What is needed:
Which rows contain the string "Draw", with case counting? List every such row in full.

Records supplied:

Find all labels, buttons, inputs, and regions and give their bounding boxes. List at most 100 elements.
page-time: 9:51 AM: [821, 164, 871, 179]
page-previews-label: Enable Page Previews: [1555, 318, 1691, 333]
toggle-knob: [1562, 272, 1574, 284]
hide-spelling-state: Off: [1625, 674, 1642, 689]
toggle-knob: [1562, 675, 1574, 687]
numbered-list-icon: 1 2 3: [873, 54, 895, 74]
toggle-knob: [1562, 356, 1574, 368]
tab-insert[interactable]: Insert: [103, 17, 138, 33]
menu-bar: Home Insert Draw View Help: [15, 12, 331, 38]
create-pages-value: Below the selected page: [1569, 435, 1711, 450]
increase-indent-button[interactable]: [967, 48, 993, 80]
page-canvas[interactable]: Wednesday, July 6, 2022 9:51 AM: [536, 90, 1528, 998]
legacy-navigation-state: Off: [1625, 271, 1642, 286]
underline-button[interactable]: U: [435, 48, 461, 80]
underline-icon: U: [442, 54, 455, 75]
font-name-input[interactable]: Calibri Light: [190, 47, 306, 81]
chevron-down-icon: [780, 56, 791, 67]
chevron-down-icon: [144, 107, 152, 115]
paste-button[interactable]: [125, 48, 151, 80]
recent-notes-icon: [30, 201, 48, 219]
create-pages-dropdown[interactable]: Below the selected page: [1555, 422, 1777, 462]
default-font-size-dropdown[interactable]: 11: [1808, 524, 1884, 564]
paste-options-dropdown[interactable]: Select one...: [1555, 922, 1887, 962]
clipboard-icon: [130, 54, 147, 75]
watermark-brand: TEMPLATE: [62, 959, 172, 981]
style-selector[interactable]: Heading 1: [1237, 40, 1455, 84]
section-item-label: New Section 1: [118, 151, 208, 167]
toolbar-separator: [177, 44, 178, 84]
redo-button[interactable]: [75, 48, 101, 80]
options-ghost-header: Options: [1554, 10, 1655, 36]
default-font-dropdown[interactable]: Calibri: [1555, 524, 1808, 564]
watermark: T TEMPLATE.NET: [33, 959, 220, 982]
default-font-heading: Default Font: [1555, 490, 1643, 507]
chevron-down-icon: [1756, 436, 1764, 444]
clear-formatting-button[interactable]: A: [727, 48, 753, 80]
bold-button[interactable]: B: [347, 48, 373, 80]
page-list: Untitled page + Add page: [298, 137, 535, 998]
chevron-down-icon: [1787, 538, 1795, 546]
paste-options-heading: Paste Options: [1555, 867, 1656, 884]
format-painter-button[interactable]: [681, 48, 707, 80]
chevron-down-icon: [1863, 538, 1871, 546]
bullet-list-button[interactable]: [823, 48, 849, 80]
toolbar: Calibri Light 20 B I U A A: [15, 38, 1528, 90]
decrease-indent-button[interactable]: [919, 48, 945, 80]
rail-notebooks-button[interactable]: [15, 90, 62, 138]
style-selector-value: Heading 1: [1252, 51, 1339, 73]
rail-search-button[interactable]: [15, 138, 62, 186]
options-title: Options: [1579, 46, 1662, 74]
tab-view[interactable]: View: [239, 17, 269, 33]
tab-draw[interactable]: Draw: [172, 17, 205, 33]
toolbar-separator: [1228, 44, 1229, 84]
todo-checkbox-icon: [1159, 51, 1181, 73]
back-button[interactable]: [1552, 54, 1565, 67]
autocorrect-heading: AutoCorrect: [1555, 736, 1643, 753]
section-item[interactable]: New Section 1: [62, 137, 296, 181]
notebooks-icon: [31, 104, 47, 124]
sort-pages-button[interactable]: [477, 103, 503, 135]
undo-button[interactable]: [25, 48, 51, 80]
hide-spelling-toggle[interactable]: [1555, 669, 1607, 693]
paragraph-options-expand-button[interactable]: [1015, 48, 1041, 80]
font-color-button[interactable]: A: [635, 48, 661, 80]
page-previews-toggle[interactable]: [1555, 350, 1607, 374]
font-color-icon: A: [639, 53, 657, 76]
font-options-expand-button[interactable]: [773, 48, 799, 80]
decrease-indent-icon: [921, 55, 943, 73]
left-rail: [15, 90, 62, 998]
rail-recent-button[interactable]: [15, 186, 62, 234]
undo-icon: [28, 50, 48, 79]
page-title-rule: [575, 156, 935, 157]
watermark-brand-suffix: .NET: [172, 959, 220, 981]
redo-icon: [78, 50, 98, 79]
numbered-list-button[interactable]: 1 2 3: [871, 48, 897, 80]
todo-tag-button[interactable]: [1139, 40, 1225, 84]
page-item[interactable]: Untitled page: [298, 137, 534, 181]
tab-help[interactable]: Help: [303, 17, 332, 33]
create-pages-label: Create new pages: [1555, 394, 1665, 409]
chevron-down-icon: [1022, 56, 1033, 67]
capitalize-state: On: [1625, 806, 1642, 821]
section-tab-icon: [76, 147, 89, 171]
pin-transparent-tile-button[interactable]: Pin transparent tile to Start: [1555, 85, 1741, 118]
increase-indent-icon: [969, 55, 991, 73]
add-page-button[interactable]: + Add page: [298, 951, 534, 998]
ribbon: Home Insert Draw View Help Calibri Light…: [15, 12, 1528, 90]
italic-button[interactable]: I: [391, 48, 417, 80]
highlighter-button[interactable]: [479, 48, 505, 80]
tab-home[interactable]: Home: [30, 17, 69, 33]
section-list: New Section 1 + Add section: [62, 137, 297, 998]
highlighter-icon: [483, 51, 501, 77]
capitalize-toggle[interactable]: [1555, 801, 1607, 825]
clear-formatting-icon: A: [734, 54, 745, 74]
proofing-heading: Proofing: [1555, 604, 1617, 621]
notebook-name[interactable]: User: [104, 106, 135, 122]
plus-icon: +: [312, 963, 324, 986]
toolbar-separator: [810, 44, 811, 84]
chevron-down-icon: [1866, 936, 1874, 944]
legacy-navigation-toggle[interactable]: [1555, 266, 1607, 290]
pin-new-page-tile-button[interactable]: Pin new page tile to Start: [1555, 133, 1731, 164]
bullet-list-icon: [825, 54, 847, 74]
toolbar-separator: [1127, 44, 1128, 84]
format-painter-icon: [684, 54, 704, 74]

Answer for the task:
menu-bar: Home Insert Draw View Help: [15, 12, 331, 38]
tab-draw[interactable]: Draw: [172, 17, 205, 33]
ribbon: Home Insert Draw View Help Calibri Light…: [15, 12, 1528, 90]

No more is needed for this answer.